ROZMOWA RZECZPOSPOLITEJ Z DR. ANDRE HELIN, PREZESEM BDO Od kilku lat prognozuję, że liczba firm audytorskich, ale i samych biegłych rewidentów na rynku będzie topnieć. Te przewidywania stają się faktem. To efekt m.in. rosnących wymagań ustawodawcy i konieczności wdrażania i stosowania kolejnych standardów. Małych podmiotów po prostu nie stać na spełnienie oczekiwań ustawodawcy, ale i rynku.
Rynek audytorski w Polsce przechodzi zmiany już od kilku lat. Pan o takiej przyszłości dla firm z tej branży wspominał już kilka lat temu. Jak zatem wygląda sytuacja?
W ciągu następnych kilku lat przewidywane jest drastyczne zmniejszenie liczby podmiotów oferujących usługi badania sprawozdań finansowych. W zakresie badań sprawozdań finansowych jednostek zaufania publicznego będzie to grupa około 10-12 firm audytorskich, a może i mniej.
Jaki jest powód tych zmian?

Zadania –
- a) Odpowiedz krótko na pytania do wywiadu:
(i) Jakie stanowisko zajmuje dr Andre Helin?
(ii) Ilu firm audytorskich ma liczyć grupa badająca sprawozdania finansowe jednostek zaufania publicznego?
(iii) Na co małych podmiotów nie stać?
- b) Oceń, czy poniższe stwierdzenia są zgodne z wywiadem. Przy każdym napisz „tak” lub „nie” i przytocz rozstrzygające słowa tekstu.
(i) Helin przewiduje wzrost liczby biegłych rewidentów.
(ii) Jednym z powodów zmian są rosnące wymagania ustawodawcy.
(iii) Rynek audytorski w Polsce zmienia się dopiero od roku.
Pozycje pochodzą z innego źródła niż wywiad.

Seria pozycji –
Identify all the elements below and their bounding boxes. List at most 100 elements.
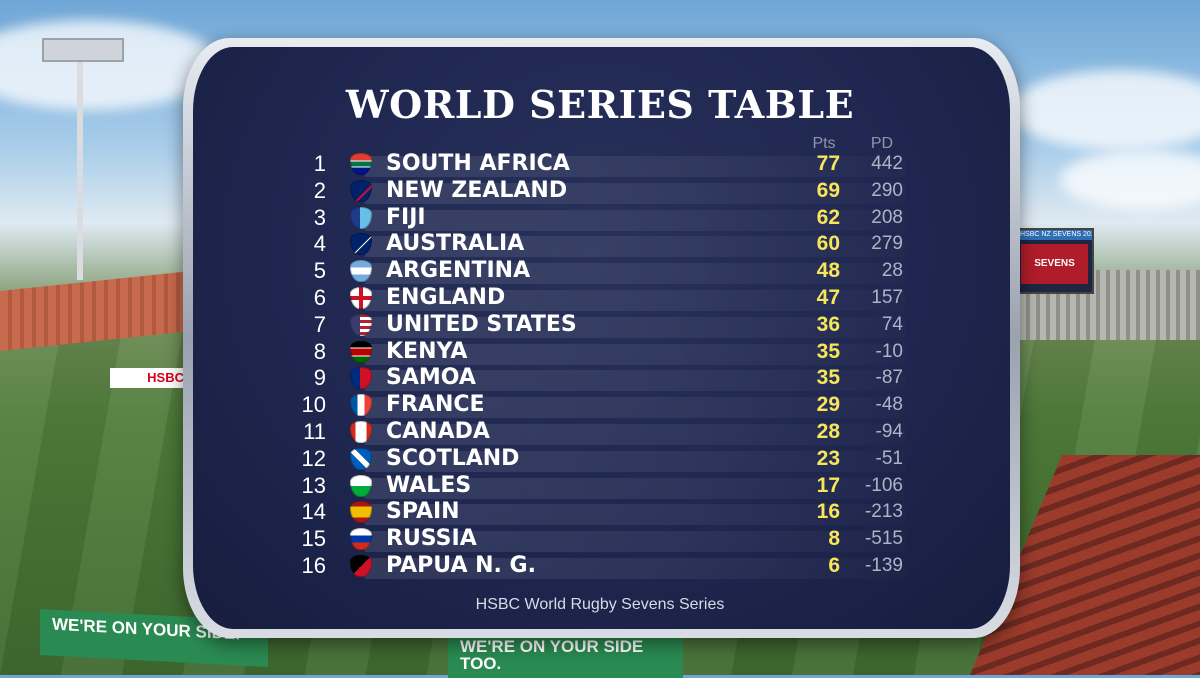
team-name-cell: FRANCE xyxy=(386,392,485,418)
column-header-points: Pts xyxy=(812,135,836,152)
team-name-cell: KENYA xyxy=(386,338,468,364)
point-difference-cell: 157 xyxy=(871,287,903,308)
standings-panel xyxy=(193,47,1010,629)
united-states-flag-icon xyxy=(350,313,372,336)
row-highlight xyxy=(365,370,905,392)
point-difference-cell: -515 xyxy=(864,528,903,550)
pitch-sponsor-sign: HSBC xyxy=(110,368,190,388)
points-cell: 17 xyxy=(816,473,840,497)
row-highlight xyxy=(365,182,905,204)
row-highlight xyxy=(365,290,905,311)
table-row: 2 NEW ZEALAND 69 290 xyxy=(0,177,1200,204)
points-cell: 29 xyxy=(816,393,840,417)
team-name-cell: SAMOA xyxy=(386,365,476,391)
rank-cell: 4 xyxy=(313,231,326,257)
argentina-flag-icon xyxy=(350,260,372,283)
point-difference-cell: 74 xyxy=(881,313,903,335)
advert-banner-right: WE'RE ON YOUR SIDE TOO. xyxy=(448,632,683,678)
page-title: WORLD SERIES TABLE xyxy=(345,82,855,127)
points-cell: 23 xyxy=(816,446,840,470)
row-highlight xyxy=(365,424,905,445)
table-row: 13 WALES 17 -106 xyxy=(0,472,1200,499)
points-cell: 47 xyxy=(816,286,840,309)
cloud xyxy=(1060,150,1200,210)
table-row: 7 UNITED STATES 36 74 xyxy=(0,311,1200,338)
rank-cell: 12 xyxy=(301,445,326,471)
points-cell: 8 xyxy=(828,527,840,551)
point-difference-cell: -87 xyxy=(875,367,903,389)
row-highlight xyxy=(365,477,905,499)
row-highlight xyxy=(365,504,905,526)
canada-flag-icon xyxy=(350,421,372,443)
rank-cell: 13 xyxy=(301,472,326,498)
france-flag-icon xyxy=(350,394,372,417)
team-name-cell: UNITED STATES xyxy=(386,311,577,337)
scoreboard-header: HSBC NZ SEVENS 2018 xyxy=(1017,230,1092,240)
table-row: 9 SAMOA 35 -87 xyxy=(0,364,1200,392)
row-highlight xyxy=(365,397,905,419)
point-difference-cell: 208 xyxy=(871,206,903,228)
team-name-cell: SOUTH AFRICA xyxy=(386,151,570,176)
row-highlight xyxy=(365,209,905,231)
point-difference-cell: -51 xyxy=(875,447,903,469)
points-cell: 77 xyxy=(816,152,840,175)
rank-cell: 10 xyxy=(301,392,326,418)
row-highlight xyxy=(365,343,905,365)
points-cell: 6 xyxy=(828,554,840,577)
row-highlight xyxy=(365,263,905,285)
team-name-cell: ENGLAND xyxy=(386,285,506,310)
point-difference-cell: 290 xyxy=(871,179,903,201)
scoreboard-screen: SEVENS xyxy=(1021,244,1088,284)
rank-cell: 8 xyxy=(313,338,326,364)
team-name-cell: NEW ZEALAND xyxy=(386,177,568,203)
team-name-cell: ARGENTINA xyxy=(386,258,531,284)
rank-cell: 15 xyxy=(301,526,326,552)
point-difference-cell: -48 xyxy=(875,394,903,416)
rank-cell: 6 xyxy=(313,285,326,310)
team-name-cell: CANADA xyxy=(386,419,490,444)
points-cell: 28 xyxy=(816,420,840,443)
point-difference-cell: -10 xyxy=(875,340,903,362)
points-cell: 35 xyxy=(816,339,840,363)
points-cell: 60 xyxy=(816,232,840,256)
point-difference-cell: 279 xyxy=(871,233,903,255)
floodlight-pole xyxy=(77,45,83,280)
row-highlight xyxy=(365,531,905,553)
team-name-cell: AUSTRALIA xyxy=(386,231,525,257)
england-flag-icon xyxy=(350,287,372,309)
rank-cell: 3 xyxy=(313,204,326,230)
table-row: 6 ENGLAND 47 157 xyxy=(0,284,1200,311)
spain-flag-icon xyxy=(350,501,372,524)
australia-flag-icon xyxy=(350,233,372,256)
point-difference-cell: -213 xyxy=(864,501,903,523)
point-difference-cell: -94 xyxy=(875,421,903,442)
row-highlight xyxy=(365,450,905,472)
team-name-cell: SPAIN xyxy=(386,499,460,525)
new-zealand-flag-icon xyxy=(350,179,372,202)
rank-cell: 16 xyxy=(301,553,326,578)
table-row: 16 PAPUA N. G. 6 -139 xyxy=(0,552,1200,579)
samoa-flag-icon xyxy=(350,367,372,390)
point-difference-cell: 28 xyxy=(881,260,903,282)
table-row: 11 CANADA 28 -94 xyxy=(0,418,1200,445)
table-row: 12 SCOTLAND 23 -51 xyxy=(0,445,1200,472)
column-header-point-difference: PD xyxy=(870,135,894,152)
rank-cell: 5 xyxy=(313,258,326,284)
team-name-cell: SCOTLAND xyxy=(386,445,520,471)
points-cell: 16 xyxy=(816,500,840,524)
stadium-scoreboard: HSBC NZ SEVENS 2018 SEVENS xyxy=(1015,228,1094,294)
fiji-flag-icon xyxy=(350,206,372,229)
team-name-cell: WALES xyxy=(386,472,472,498)
footer-caption: HSBC World Rugby Sevens Series xyxy=(475,596,725,613)
row-highlight xyxy=(365,558,905,579)
points-cell: 69 xyxy=(816,178,840,202)
rank-cell: 1 xyxy=(313,151,326,176)
row-highlight xyxy=(365,316,905,338)
point-difference-cell: 442 xyxy=(871,153,903,174)
scotland-flag-icon xyxy=(350,447,372,470)
kenya-flag-icon xyxy=(350,340,372,363)
rank-cell: 11 xyxy=(303,419,326,444)
table-row: 4 AUSTRALIA 60 279 xyxy=(0,230,1200,258)
rank-cell: 14 xyxy=(301,499,326,525)
rank-cell: 7 xyxy=(313,311,326,337)
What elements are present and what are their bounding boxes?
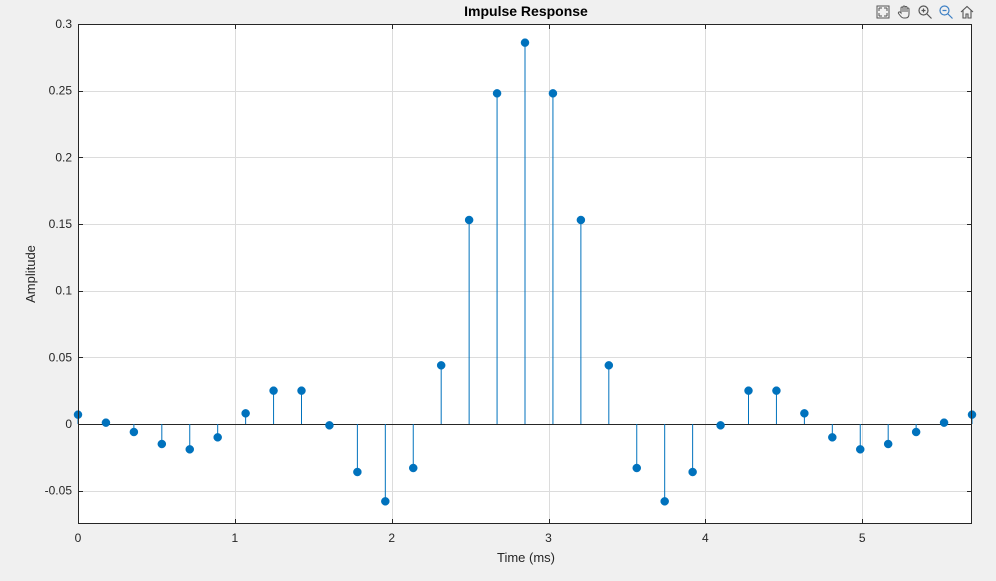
- tick-marks: [78, 24, 972, 524]
- x-tick-label: 3: [545, 531, 552, 545]
- y-tick-label: 0.25: [49, 84, 73, 98]
- zoom-out-icon[interactable]: [936, 2, 956, 22]
- y-tick-label: 0.2: [55, 150, 72, 164]
- stem-series: [73, 38, 977, 506]
- stem-marker: [856, 445, 865, 454]
- stem-marker: [381, 497, 390, 506]
- stem-marker: [213, 433, 222, 442]
- stem-marker: [744, 386, 753, 395]
- zoom-in-icon[interactable]: [915, 2, 935, 22]
- y-tick-labels: -0.05 0 0.05 0.1 0.15 0.2 0.25 0.3: [45, 17, 73, 498]
- y-tick-label: 0: [65, 417, 72, 431]
- stem-marker: [604, 361, 614, 370]
- home-icon[interactable]: [957, 2, 977, 22]
- x-axis-label: Time (ms): [497, 550, 555, 565]
- stem-marker: [409, 463, 418, 473]
- stem-marker: [129, 427, 139, 437]
- chart-title: Impulse Response: [464, 3, 588, 19]
- stem-marker: [492, 89, 502, 98]
- x-tick-label: 2: [388, 531, 395, 545]
- axes-toolbar: [873, 2, 977, 22]
- stem-marker: [688, 467, 697, 477]
- y-axis-label: Amplitude: [23, 245, 38, 303]
- stem-marker: [520, 38, 530, 47]
- stem-marker: [353, 467, 362, 477]
- x-tick-labels: 0 1 2 3 4 5: [75, 531, 866, 545]
- stem-marker: [157, 439, 167, 449]
- stem-marker: [325, 421, 334, 430]
- y-tick-label: -0.05: [45, 484, 73, 498]
- y-tick-label: 0.05: [49, 350, 73, 364]
- stem-marker: [185, 445, 194, 454]
- stem-marker: [548, 89, 558, 98]
- stem-marker: [772, 386, 781, 395]
- stem-marker: [576, 215, 586, 225]
- stem-marker: [436, 361, 446, 370]
- stem-marker: [939, 418, 949, 427]
- axes-box: [78, 24, 972, 524]
- stem-marker: [464, 215, 474, 225]
- x-tick-label: 4: [702, 531, 709, 545]
- x-tick-label: 0: [75, 531, 82, 545]
- stem-marker: [800, 409, 809, 418]
- x-tick-label: 1: [231, 531, 238, 545]
- y-tick-label: 0.3: [55, 17, 72, 31]
- y-tick-label: 0.15: [49, 217, 73, 231]
- stem-marker: [269, 386, 278, 395]
- stem-marker: [883, 439, 893, 449]
- stem-marker: [911, 427, 921, 437]
- x-tick-label: 5: [859, 531, 866, 545]
- stem-marker: [632, 463, 641, 473]
- expand-icon[interactable]: [873, 2, 893, 22]
- stem-marker: [101, 418, 111, 427]
- stem-marker: [828, 433, 837, 442]
- y-tick-label: 0.1: [55, 284, 72, 298]
- stem-marker: [660, 497, 669, 506]
- stem-marker: [297, 386, 306, 395]
- pan-hand-icon[interactable]: [894, 2, 914, 22]
- stem-marker: [241, 409, 250, 418]
- stem-marker: [716, 421, 725, 430]
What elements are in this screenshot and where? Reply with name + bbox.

Odpowiedzi do zadań –
- a)
(i) Jest prezesem BDO.
(ii) Około 10-12 firm, a może i mniej.
(iii) Na spełnienie oczekiwań ustawodawcy, ale i rynku.

- b)
(i) Nie: „liczba firm audytorskich, ale i samych biegłych rewidentów na rynku będzie topnieć”.
(ii) Tak: „To efekt m.in. rosnących wymagań ustawodawcy”.
(iii) Nie: „Rynek audytorski w Polsce przechodzi zmiany już od kilku lat”.